## Short exercise
Copy out the records below word for word, leaving out the pictures.

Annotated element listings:

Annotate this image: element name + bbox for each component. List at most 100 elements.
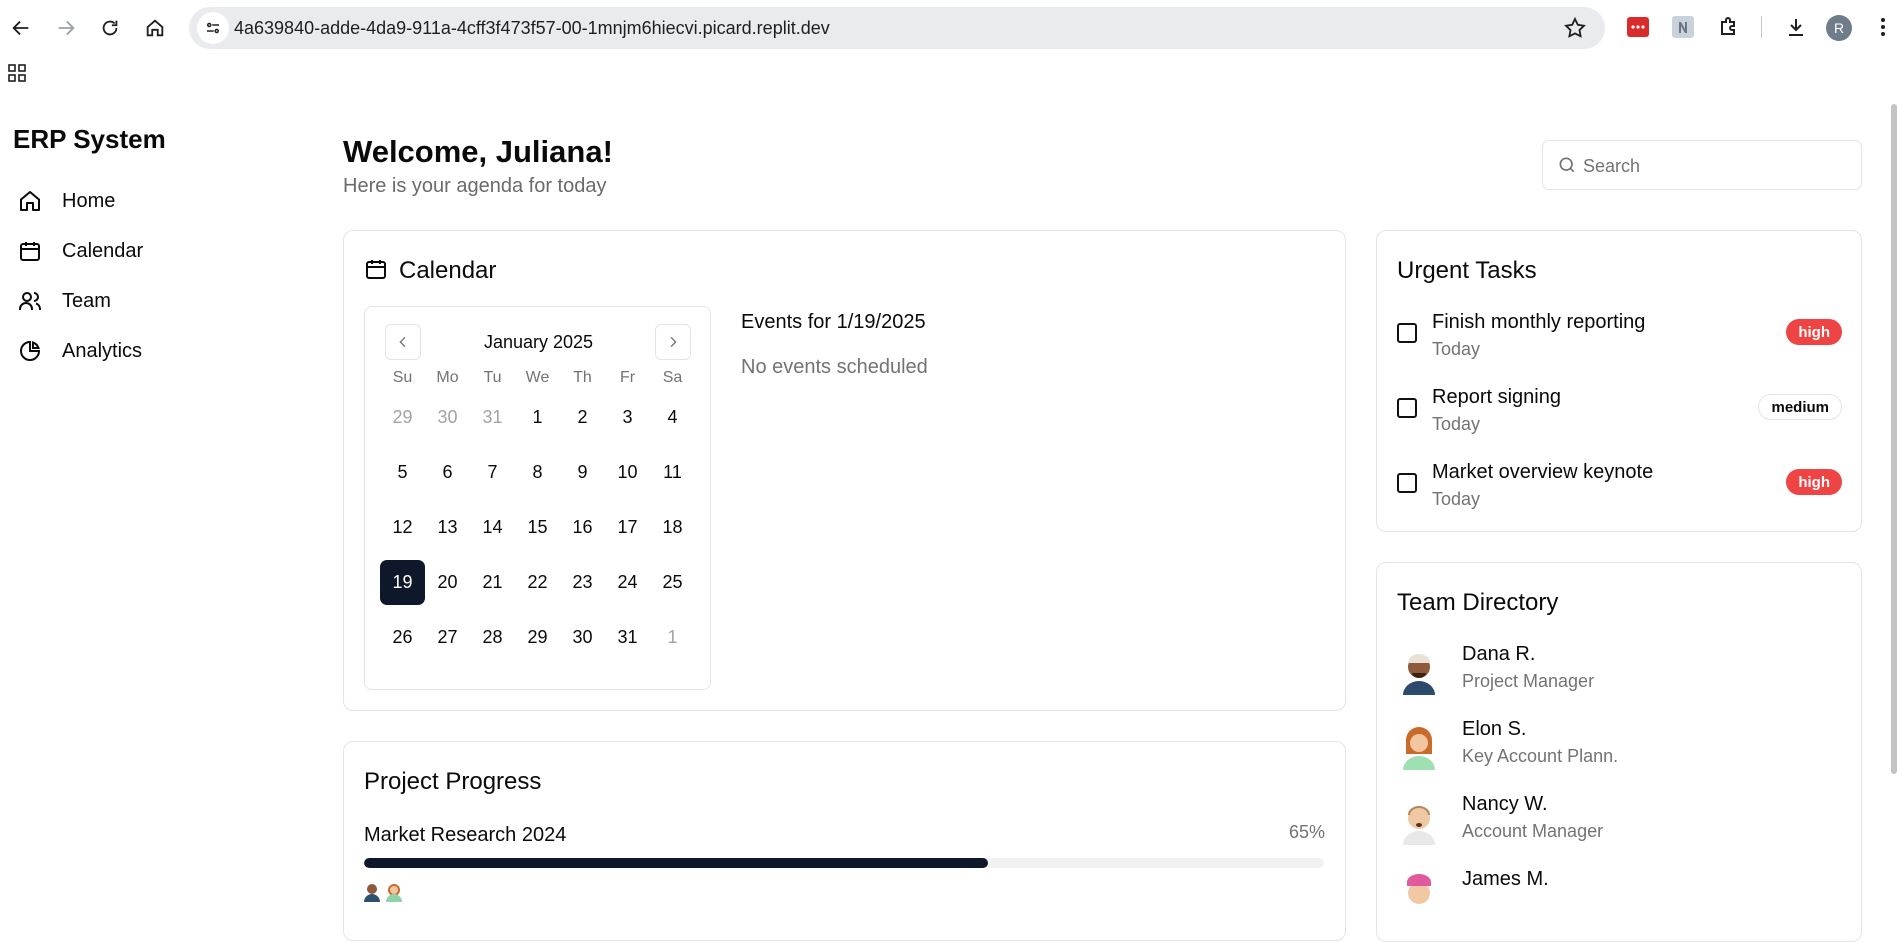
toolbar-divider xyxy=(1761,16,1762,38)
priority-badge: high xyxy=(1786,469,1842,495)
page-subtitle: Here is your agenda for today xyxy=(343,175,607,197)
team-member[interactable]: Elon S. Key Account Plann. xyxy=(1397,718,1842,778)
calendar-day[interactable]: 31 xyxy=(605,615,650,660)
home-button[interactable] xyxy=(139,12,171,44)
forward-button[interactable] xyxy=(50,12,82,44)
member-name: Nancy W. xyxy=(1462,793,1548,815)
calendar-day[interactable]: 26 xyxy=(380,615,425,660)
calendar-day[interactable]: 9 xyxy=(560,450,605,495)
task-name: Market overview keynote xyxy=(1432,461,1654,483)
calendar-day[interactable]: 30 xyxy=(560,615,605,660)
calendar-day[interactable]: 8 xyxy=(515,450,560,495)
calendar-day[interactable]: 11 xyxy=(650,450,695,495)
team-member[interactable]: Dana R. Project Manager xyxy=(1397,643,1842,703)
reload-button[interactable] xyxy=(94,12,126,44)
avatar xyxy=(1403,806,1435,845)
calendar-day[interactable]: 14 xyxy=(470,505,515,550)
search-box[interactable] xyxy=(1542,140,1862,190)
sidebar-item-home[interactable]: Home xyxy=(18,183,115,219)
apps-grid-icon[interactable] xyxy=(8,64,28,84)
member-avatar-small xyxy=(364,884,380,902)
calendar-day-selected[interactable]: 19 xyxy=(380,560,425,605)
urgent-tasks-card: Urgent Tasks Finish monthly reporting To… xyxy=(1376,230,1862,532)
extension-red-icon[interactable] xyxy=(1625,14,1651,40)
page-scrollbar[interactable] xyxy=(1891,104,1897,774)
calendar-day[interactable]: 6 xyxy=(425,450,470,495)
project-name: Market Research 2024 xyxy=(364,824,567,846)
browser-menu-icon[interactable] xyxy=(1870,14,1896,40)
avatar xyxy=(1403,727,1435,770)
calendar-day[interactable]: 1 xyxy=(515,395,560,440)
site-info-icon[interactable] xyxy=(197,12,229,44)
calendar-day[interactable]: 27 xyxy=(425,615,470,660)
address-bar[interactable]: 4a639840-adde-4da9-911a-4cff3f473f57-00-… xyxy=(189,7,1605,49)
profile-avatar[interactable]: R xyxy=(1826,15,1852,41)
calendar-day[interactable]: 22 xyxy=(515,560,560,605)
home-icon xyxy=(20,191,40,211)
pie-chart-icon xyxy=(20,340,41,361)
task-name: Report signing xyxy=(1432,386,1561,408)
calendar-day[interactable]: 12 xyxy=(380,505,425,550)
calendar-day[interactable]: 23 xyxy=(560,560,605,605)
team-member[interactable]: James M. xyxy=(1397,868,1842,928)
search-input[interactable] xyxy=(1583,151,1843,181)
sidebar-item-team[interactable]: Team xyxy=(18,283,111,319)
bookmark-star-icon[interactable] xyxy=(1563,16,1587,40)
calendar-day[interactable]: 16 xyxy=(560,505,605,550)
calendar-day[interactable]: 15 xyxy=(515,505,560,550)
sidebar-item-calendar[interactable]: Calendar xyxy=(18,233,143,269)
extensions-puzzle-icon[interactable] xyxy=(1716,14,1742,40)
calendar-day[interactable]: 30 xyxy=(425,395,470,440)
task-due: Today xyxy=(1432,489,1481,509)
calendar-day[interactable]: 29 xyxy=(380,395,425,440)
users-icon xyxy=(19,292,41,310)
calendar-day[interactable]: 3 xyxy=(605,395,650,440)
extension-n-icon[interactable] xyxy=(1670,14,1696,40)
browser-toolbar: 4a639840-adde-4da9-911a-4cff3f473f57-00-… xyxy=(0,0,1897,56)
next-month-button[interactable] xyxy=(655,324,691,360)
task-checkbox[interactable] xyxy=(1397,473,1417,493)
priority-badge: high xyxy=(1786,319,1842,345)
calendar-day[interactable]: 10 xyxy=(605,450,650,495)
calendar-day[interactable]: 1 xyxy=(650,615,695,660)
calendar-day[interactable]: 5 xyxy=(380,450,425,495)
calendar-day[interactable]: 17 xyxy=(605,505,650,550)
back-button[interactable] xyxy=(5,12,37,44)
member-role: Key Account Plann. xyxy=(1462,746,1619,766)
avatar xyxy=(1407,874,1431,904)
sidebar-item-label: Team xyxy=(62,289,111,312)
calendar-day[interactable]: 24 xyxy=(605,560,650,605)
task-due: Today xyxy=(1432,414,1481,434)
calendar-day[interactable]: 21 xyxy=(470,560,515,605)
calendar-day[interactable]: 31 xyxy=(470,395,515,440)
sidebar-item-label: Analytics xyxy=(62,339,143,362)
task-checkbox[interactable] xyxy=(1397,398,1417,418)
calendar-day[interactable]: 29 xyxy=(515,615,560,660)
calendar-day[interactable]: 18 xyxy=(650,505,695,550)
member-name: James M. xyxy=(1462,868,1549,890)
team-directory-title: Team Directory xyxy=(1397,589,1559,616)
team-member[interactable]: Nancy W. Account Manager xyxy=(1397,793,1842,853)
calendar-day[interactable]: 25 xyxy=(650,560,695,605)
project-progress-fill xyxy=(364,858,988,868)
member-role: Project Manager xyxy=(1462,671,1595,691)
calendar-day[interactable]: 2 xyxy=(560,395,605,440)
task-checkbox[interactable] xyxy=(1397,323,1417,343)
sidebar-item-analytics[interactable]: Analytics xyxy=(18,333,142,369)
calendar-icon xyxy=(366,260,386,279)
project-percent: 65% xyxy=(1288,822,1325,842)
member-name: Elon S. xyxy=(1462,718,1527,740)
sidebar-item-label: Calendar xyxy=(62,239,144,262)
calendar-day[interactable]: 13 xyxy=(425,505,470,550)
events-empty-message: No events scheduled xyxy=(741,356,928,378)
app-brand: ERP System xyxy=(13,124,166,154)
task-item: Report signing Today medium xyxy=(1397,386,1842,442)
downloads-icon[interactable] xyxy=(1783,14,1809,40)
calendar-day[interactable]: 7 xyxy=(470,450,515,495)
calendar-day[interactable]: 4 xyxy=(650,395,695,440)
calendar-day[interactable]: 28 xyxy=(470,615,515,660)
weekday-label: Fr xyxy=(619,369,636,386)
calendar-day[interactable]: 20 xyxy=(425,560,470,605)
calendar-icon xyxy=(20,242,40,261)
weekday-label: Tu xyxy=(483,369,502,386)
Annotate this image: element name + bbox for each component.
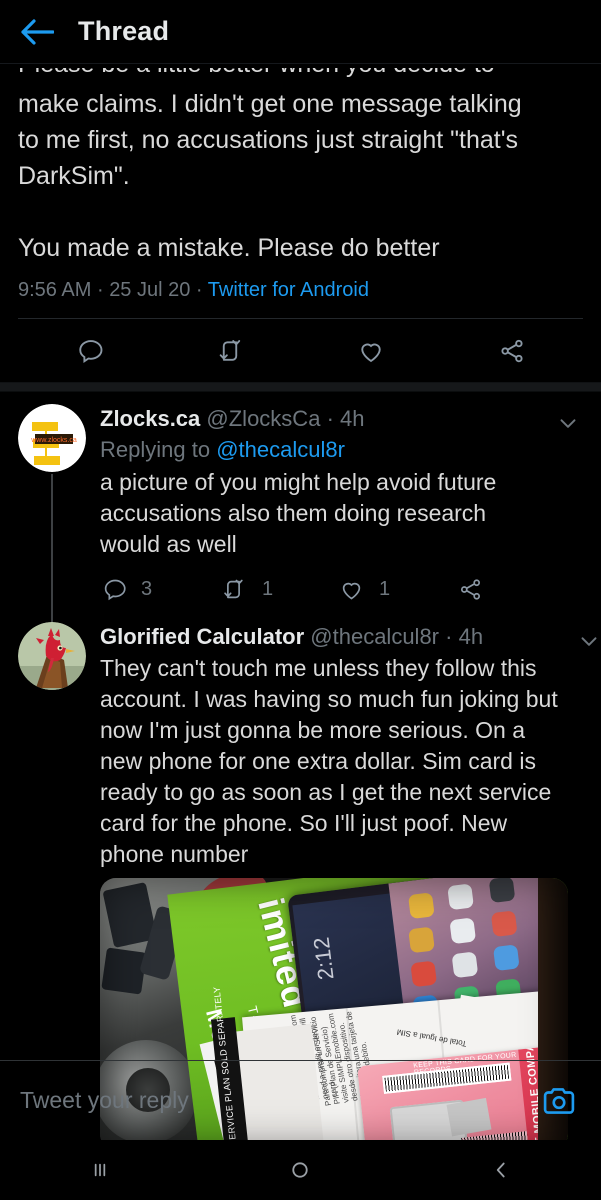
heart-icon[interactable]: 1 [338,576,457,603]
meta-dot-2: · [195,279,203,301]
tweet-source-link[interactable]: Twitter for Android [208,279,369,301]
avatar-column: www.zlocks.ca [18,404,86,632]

## The response
Annotate this image: element name + bbox for each component. List at most 100 elements.
toolbar-divider xyxy=(1761,16,1762,38)
priority-badge: high xyxy=(1786,469,1842,495)
page-subtitle: Here is your agenda for today xyxy=(343,175,607,197)
team-member[interactable]: Elon S. Key Account Plann. xyxy=(1397,718,1842,778)
calendar-day[interactable]: 31 xyxy=(605,615,650,660)
home-button[interactable] xyxy=(139,12,171,44)
forward-button[interactable] xyxy=(50,12,82,44)
member-name: Nancy W. xyxy=(1462,793,1548,815)
calendar-day[interactable]: 26 xyxy=(380,615,425,660)
calendar-day[interactable]: 9 xyxy=(560,450,605,495)
task-name: Market overview keynote xyxy=(1432,461,1654,483)
calendar-day[interactable]: 30 xyxy=(560,615,605,660)
calendar-day[interactable]: 8 xyxy=(515,450,560,495)
calendar-day[interactable]: 11 xyxy=(650,450,695,495)
team-member[interactable]: Dana R. Project Manager xyxy=(1397,643,1842,703)
reload-button[interactable] xyxy=(94,12,126,44)
avatar xyxy=(1403,806,1435,845)
calendar-day[interactable]: 14 xyxy=(470,505,515,550)
search-box[interactable] xyxy=(1542,140,1862,190)
sidebar-item-home[interactable]: Home xyxy=(18,183,115,219)
apps-grid-icon[interactable] xyxy=(8,64,28,84)
member-avatar-small xyxy=(364,884,380,902)
calendar-day-selected[interactable]: 19 xyxy=(380,560,425,605)
urgent-tasks-card: Urgent Tasks Finish monthly reporting To… xyxy=(1376,230,1862,532)
extension-red-icon[interactable] xyxy=(1625,14,1651,40)
page-scrollbar[interactable] xyxy=(1891,104,1897,774)
calendar-day[interactable]: 6 xyxy=(425,450,470,495)
project-name: Market Research 2024 xyxy=(364,824,567,846)
browser-menu-icon[interactable] xyxy=(1870,14,1896,40)
avatar xyxy=(1403,727,1435,770)
calendar-day[interactable]: 1 xyxy=(515,395,560,440)
site-info-icon[interactable] xyxy=(197,12,229,44)
calendar-day[interactable]: 27 xyxy=(425,615,470,660)
address-bar[interactable]: 4a639840-adde-4da9-911a-4cff3f473f57-00-… xyxy=(189,7,1605,49)
profile-avatar[interactable]: R xyxy=(1826,15,1852,41)
calendar-day[interactable]: 22 xyxy=(515,560,560,605)
home-icon xyxy=(20,191,40,211)
pie-chart-icon xyxy=(20,340,41,361)
task-name: Report signing xyxy=(1432,386,1561,408)
calendar-day[interactable]: 12 xyxy=(380,505,425,550)
calendar-day[interactable]: 23 xyxy=(560,560,605,605)
team-member[interactable]: James M. xyxy=(1397,868,1842,928)
search-input[interactable] xyxy=(1583,151,1843,181)
sidebar-item-team[interactable]: Team xyxy=(18,283,111,319)
bookmark-star-icon[interactable] xyxy=(1563,16,1587,40)
calendar-day[interactable]: 16 xyxy=(560,505,605,550)
calendar-day[interactable]: 15 xyxy=(515,505,560,550)
sidebar-item-calendar[interactable]: Calendar xyxy=(18,233,143,269)
extensions-puzzle-icon[interactable] xyxy=(1716,14,1742,40)
calendar-day[interactable]: 30 xyxy=(425,395,470,440)
task-due: Today xyxy=(1432,489,1481,509)
calendar-day[interactable]: 29 xyxy=(380,395,425,440)
users-icon xyxy=(19,292,41,310)
calendar-day[interactable]: 3 xyxy=(605,395,650,440)
extension-n-icon[interactable] xyxy=(1670,14,1696,40)
browser-toolbar: 4a639840-adde-4da9-911a-4cff3f473f57-00-… xyxy=(0,0,1897,56)
next-month-button[interactable] xyxy=(655,324,691,360)
task-checkbox[interactable] xyxy=(1397,473,1417,493)
priority-badge: high xyxy=(1786,319,1842,345)
calendar-day[interactable]: 10 xyxy=(605,450,650,495)
calendar-day[interactable]: 1 xyxy=(650,615,695,660)
calendar-day[interactable]: 5 xyxy=(380,450,425,495)
calendar-day[interactable]: 17 xyxy=(605,505,650,550)
back-button[interactable] xyxy=(5,12,37,44)
member-role: Key Account Plann. xyxy=(1462,746,1619,766)
avatar xyxy=(1407,874,1431,904)
sidebar-item-label: Team xyxy=(62,289,111,312)
calendar-day[interactable]: 24 xyxy=(605,560,650,605)
task-due: Today xyxy=(1432,414,1481,434)
calendar-day[interactable]: 21 xyxy=(470,560,515,605)
calendar-day[interactable]: 31 xyxy=(470,395,515,440)
sidebar-item-label: Analytics xyxy=(62,339,143,362)
task-checkbox[interactable] xyxy=(1397,398,1417,418)
calendar-day[interactable]: 29 xyxy=(515,615,560,660)
calendar-day[interactable]: 18 xyxy=(650,505,695,550)
member-name: James M. xyxy=(1462,868,1549,890)
team-directory-title: Team Directory xyxy=(1397,589,1559,616)
team-member[interactable]: Nancy W. Account Manager xyxy=(1397,793,1842,853)
calendar-day[interactable]: 25 xyxy=(650,560,695,605)
project-progress-fill xyxy=(364,858,988,868)
member-role: Project Manager xyxy=(1462,671,1595,691)
calendar-day[interactable]: 2 xyxy=(560,395,605,440)
task-checkbox[interactable] xyxy=(1397,323,1417,343)
sidebar-item-analytics[interactable]: Analytics xyxy=(18,333,142,369)
calendar-icon xyxy=(366,260,386,279)
project-percent: 65% xyxy=(1288,822,1325,842)
member-name: Elon S. xyxy=(1462,718,1527,740)
sidebar-item-label: Calendar xyxy=(62,239,144,262)
calendar-day[interactable]: 13 xyxy=(425,505,470,550)
events-empty-message: No events scheduled xyxy=(741,356,928,378)
app-brand: ERP System xyxy=(13,124,166,154)
task-item: Report signing Today medium xyxy=(1397,386,1842,442)
downloads-icon[interactable] xyxy=(1783,14,1809,40)
calendar-day[interactable]: 7 xyxy=(470,450,515,495)
calendar-day[interactable]: 4 xyxy=(650,395,695,440)
calendar-day[interactable]: 28 xyxy=(470,615,515,660)
weekday-label: Fr xyxy=(619,369,636,386)
calendar-day[interactable]: 20 xyxy=(425,560,470,605)
calendar-icon xyxy=(20,242,40,261)
weekday-label: Tu xyxy=(483,369,502,386)
Annotate this image: element name + bbox for each component.
heart-icon[interactable]: 1 [338,576,457,603]
meta-dot-2: · [195,279,203,301]
tweet-source-link[interactable]: Twitter for Android [208,279,369,301]
avatar-column: www.zlocks.ca [18,404,86,632]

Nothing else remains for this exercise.